→ **WHAT YOU WILL DO**: Below are the records; collect from them each line containing the string "data".

>> Begin GIVEN ENTRIES

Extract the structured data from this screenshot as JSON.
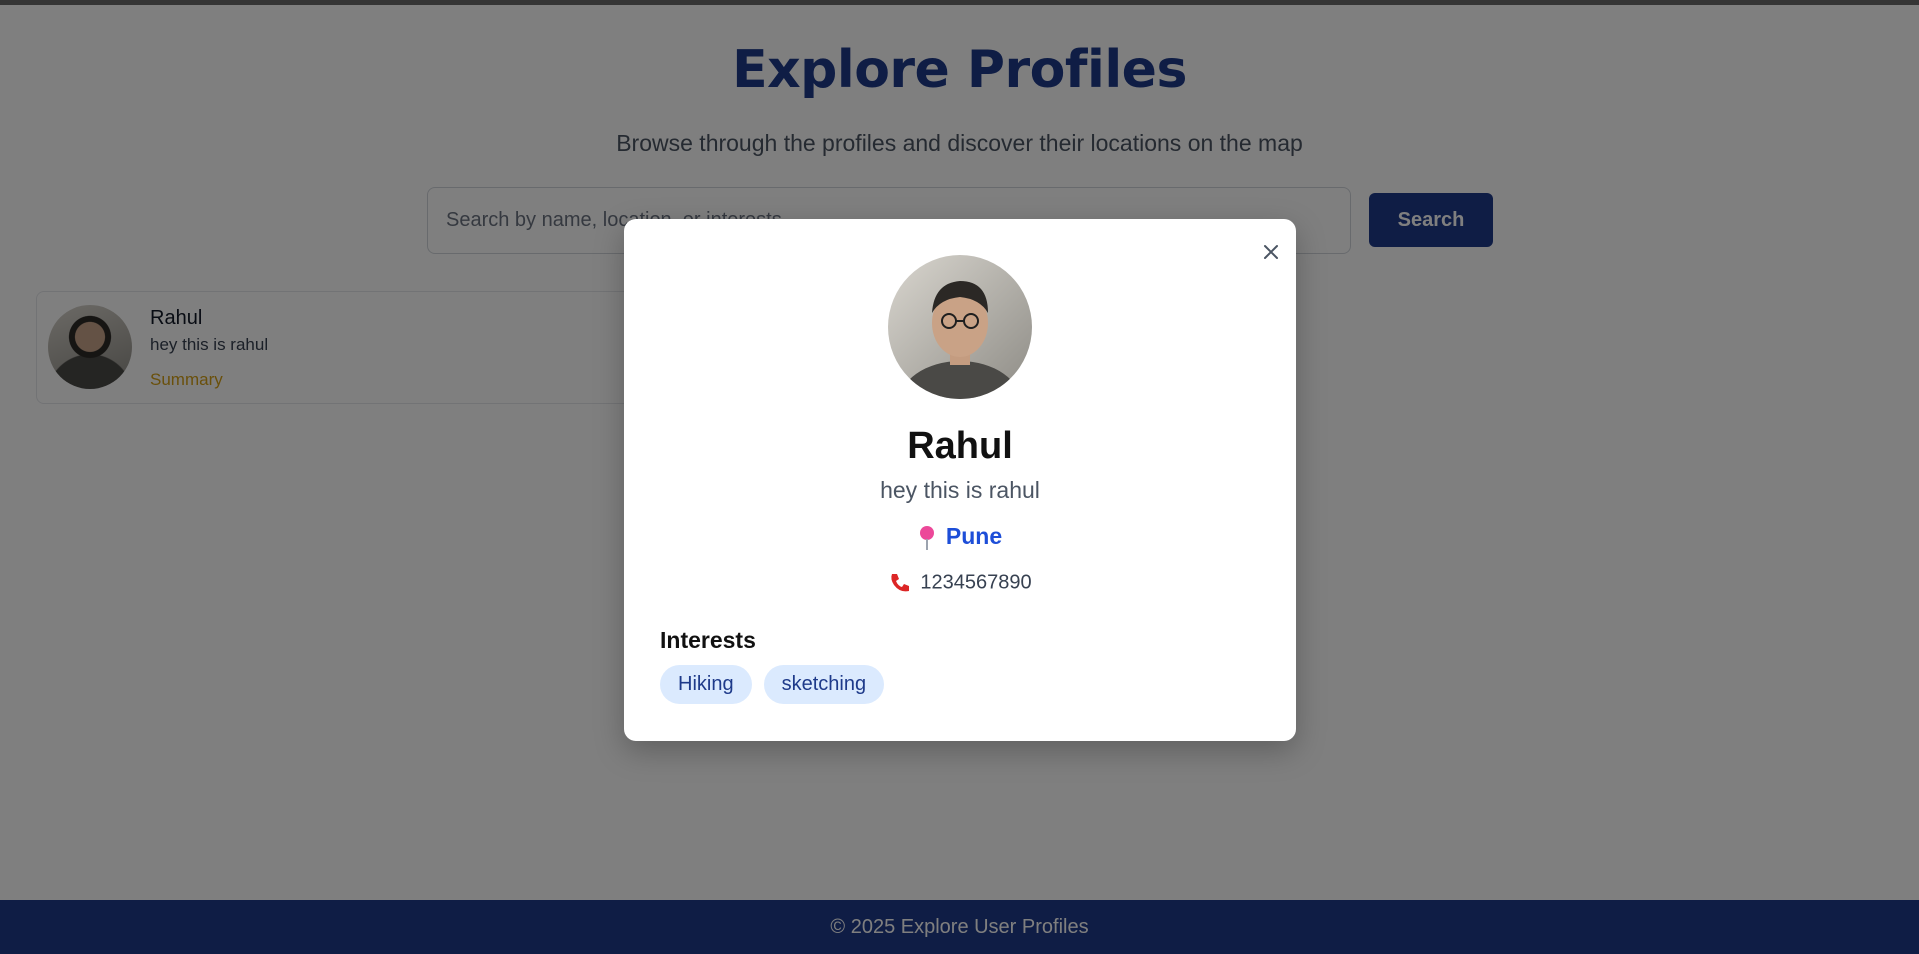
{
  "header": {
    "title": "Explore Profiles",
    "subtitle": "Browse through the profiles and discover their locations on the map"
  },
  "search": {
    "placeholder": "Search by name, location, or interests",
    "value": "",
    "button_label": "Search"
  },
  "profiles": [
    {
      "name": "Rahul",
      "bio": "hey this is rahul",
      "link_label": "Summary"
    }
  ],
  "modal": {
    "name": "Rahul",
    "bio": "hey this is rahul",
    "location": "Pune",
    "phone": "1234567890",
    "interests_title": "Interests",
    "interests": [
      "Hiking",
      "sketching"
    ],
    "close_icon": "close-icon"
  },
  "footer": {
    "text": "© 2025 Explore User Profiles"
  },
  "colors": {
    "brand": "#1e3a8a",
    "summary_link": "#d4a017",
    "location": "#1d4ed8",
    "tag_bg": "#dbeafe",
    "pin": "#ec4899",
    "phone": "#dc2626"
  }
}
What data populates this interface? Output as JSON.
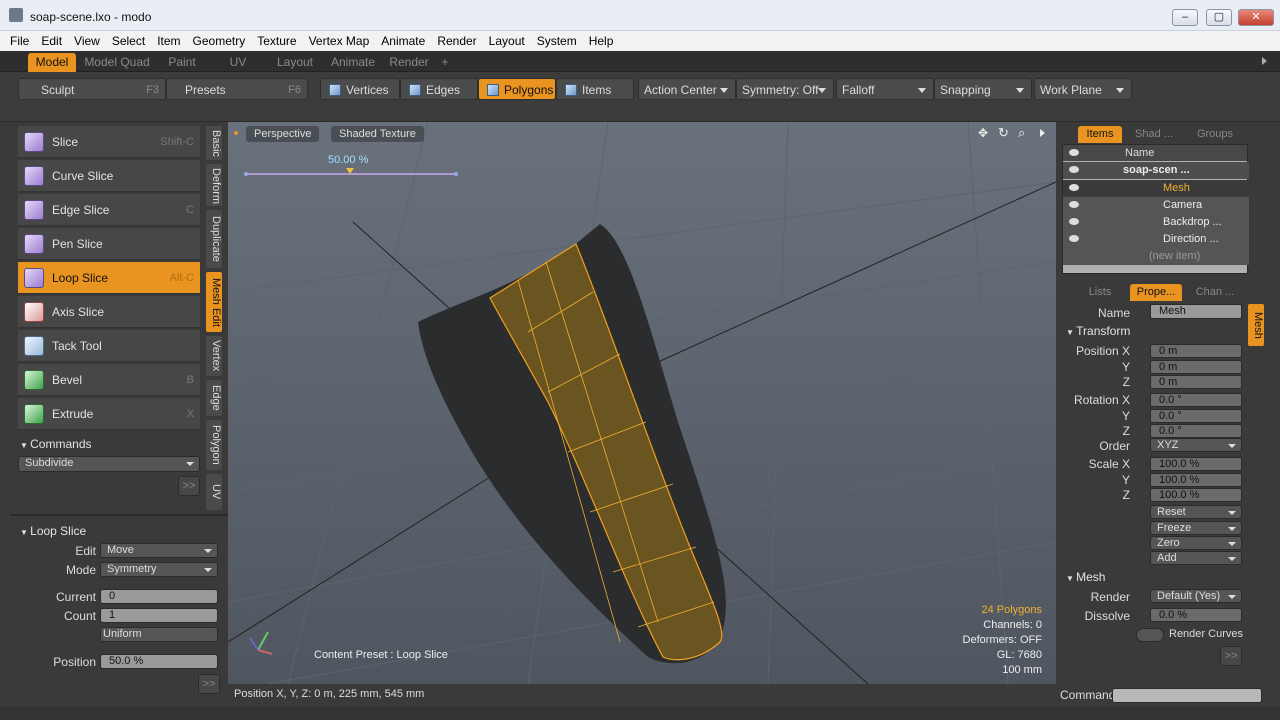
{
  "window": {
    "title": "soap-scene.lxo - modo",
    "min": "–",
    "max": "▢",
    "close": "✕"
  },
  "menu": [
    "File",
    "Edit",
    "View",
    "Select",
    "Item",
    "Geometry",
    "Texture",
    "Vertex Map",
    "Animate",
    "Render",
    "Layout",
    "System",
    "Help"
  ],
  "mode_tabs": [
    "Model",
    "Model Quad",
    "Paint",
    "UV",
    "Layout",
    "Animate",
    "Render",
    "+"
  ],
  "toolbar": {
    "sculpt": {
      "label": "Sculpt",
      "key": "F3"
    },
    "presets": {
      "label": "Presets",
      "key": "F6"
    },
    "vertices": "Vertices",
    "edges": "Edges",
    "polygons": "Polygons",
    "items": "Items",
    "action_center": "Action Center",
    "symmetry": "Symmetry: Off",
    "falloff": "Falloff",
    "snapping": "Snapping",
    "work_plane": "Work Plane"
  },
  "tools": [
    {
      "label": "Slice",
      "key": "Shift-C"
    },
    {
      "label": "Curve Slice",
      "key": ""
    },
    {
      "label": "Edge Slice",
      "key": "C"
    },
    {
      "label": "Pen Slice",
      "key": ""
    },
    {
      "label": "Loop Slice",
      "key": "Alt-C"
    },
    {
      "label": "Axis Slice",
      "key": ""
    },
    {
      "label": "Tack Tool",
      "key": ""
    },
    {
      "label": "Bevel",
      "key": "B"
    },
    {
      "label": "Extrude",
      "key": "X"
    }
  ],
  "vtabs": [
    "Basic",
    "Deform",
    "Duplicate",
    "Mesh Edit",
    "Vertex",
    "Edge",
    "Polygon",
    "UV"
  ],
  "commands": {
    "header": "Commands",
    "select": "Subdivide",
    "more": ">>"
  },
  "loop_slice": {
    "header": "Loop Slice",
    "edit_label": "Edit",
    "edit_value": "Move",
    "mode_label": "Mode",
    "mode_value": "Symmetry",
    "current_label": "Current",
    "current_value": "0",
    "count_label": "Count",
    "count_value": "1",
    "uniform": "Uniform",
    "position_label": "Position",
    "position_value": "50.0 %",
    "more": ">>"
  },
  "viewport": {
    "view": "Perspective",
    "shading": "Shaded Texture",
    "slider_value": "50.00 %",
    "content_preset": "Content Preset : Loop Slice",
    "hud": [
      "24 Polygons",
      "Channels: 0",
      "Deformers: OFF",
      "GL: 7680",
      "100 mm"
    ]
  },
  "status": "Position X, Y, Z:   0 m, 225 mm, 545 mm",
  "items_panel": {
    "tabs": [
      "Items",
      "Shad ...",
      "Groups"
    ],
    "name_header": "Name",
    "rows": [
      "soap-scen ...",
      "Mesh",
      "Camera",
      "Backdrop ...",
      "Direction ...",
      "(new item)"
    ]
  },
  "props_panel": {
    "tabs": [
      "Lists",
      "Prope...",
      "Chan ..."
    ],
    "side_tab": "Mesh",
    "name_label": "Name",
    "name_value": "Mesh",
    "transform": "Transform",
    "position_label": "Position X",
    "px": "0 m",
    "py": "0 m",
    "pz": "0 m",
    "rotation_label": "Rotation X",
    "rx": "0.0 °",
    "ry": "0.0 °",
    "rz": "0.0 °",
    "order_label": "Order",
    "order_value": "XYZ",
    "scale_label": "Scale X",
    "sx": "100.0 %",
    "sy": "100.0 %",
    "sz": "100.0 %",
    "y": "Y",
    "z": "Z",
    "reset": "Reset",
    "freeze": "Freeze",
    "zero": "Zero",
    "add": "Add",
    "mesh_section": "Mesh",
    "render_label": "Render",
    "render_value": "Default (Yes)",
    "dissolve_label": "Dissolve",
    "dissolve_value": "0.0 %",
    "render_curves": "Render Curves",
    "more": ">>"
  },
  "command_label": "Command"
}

>> End GIVEN ENTRIES
>> Begin GIVEN ENTRIES

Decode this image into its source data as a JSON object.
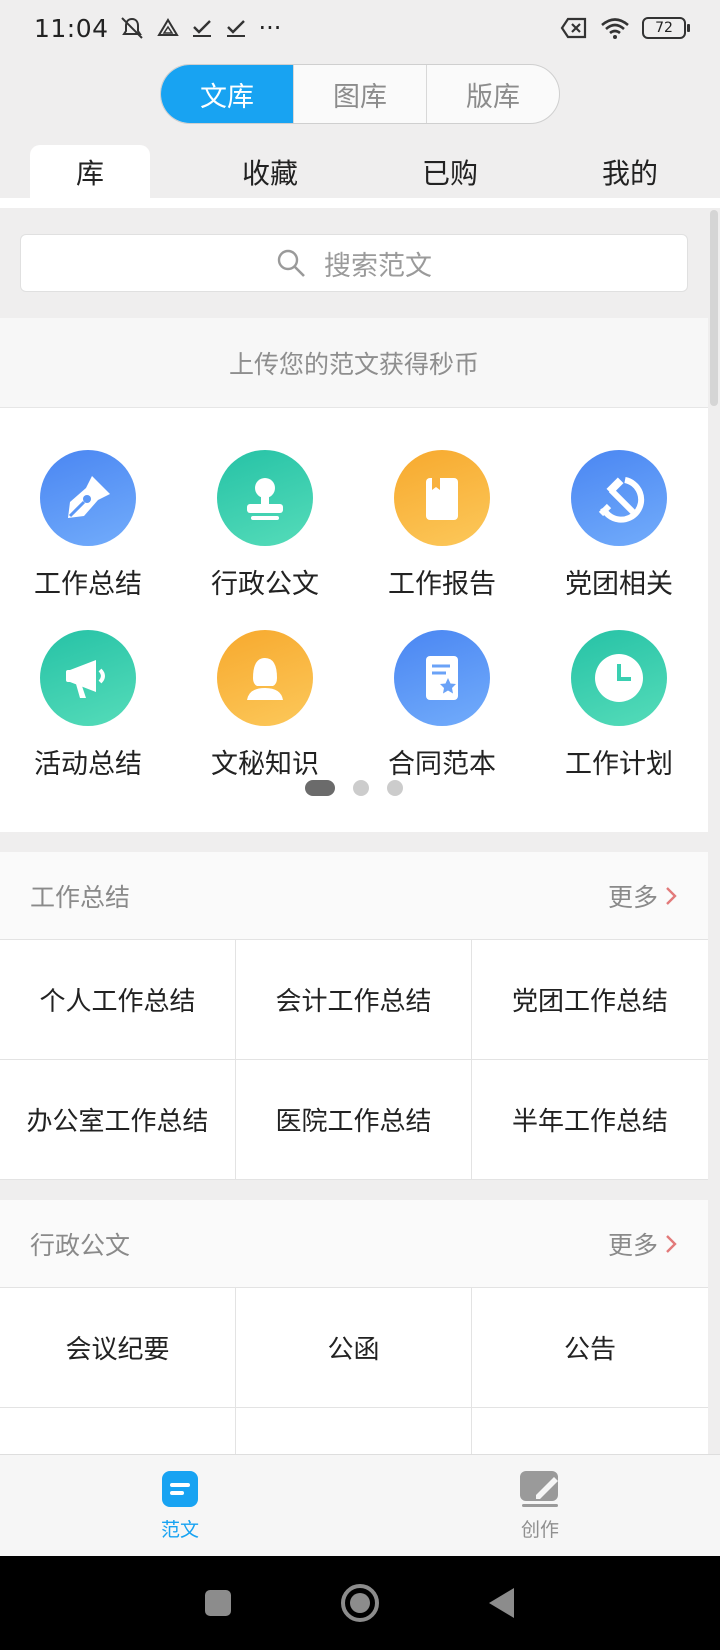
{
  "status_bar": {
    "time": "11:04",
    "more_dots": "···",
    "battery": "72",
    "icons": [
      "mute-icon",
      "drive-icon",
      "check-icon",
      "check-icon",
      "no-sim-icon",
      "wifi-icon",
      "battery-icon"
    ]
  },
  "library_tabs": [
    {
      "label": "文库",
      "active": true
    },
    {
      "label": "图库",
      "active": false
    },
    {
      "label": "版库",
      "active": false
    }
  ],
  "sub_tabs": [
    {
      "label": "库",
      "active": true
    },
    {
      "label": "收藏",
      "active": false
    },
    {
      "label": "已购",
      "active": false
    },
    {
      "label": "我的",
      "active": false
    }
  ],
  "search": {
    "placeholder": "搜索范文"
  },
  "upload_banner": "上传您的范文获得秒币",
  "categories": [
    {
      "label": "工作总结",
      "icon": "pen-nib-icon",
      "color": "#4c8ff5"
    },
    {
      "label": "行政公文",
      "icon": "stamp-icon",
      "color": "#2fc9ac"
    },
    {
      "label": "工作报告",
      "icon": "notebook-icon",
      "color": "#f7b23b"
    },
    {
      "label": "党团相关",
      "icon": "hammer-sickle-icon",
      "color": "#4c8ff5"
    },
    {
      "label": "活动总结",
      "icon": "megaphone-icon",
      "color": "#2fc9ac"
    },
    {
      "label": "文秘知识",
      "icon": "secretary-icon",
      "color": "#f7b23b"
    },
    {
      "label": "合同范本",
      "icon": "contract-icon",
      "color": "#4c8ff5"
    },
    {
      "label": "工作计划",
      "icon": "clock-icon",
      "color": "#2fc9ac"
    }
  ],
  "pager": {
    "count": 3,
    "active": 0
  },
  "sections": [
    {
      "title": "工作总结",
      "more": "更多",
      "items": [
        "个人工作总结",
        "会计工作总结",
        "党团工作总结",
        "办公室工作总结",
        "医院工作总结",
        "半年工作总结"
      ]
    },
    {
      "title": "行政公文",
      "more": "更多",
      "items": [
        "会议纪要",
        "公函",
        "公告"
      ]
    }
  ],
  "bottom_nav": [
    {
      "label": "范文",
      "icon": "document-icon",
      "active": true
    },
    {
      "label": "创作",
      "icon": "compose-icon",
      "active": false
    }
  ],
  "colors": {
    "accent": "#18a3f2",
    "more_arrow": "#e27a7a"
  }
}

>> End GIVEN ENTRIES
>> Begin GIVEN ENTRIES

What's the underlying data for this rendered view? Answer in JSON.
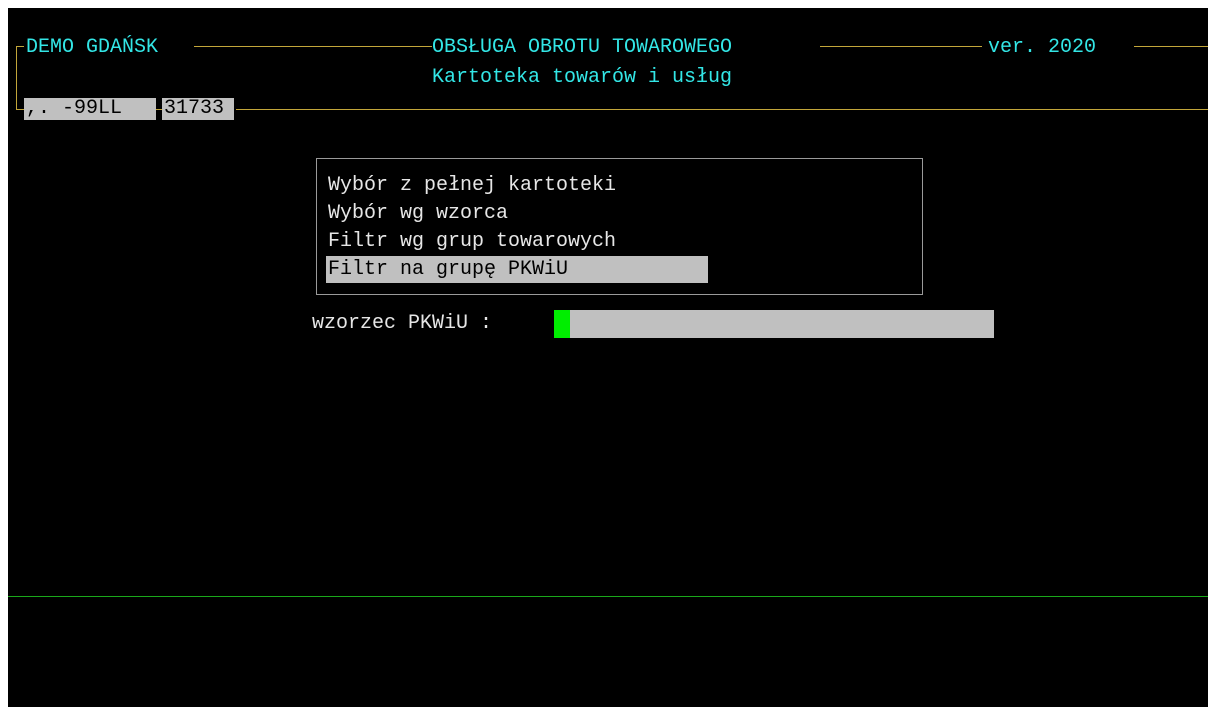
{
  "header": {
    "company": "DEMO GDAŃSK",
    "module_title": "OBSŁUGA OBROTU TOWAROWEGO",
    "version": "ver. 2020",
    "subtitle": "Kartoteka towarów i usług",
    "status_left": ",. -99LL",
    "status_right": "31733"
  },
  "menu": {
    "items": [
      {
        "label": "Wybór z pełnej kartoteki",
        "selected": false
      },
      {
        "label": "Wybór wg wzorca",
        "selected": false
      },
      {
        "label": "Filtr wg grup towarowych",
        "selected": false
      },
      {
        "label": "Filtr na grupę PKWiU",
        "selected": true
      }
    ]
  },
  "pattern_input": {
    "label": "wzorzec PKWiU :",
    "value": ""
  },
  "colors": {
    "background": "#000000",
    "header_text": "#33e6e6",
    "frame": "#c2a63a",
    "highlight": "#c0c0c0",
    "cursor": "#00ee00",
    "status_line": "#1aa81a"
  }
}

>> End GIVEN ENTRIES

→ **THE OUTPUT**:
Extract the structured data from this screenshot as JSON.
What data populates this interface? Output as JSON.
Decode this image into its source data as a JSON object.
What's the underlying data for this rendered view? Answer in JSON.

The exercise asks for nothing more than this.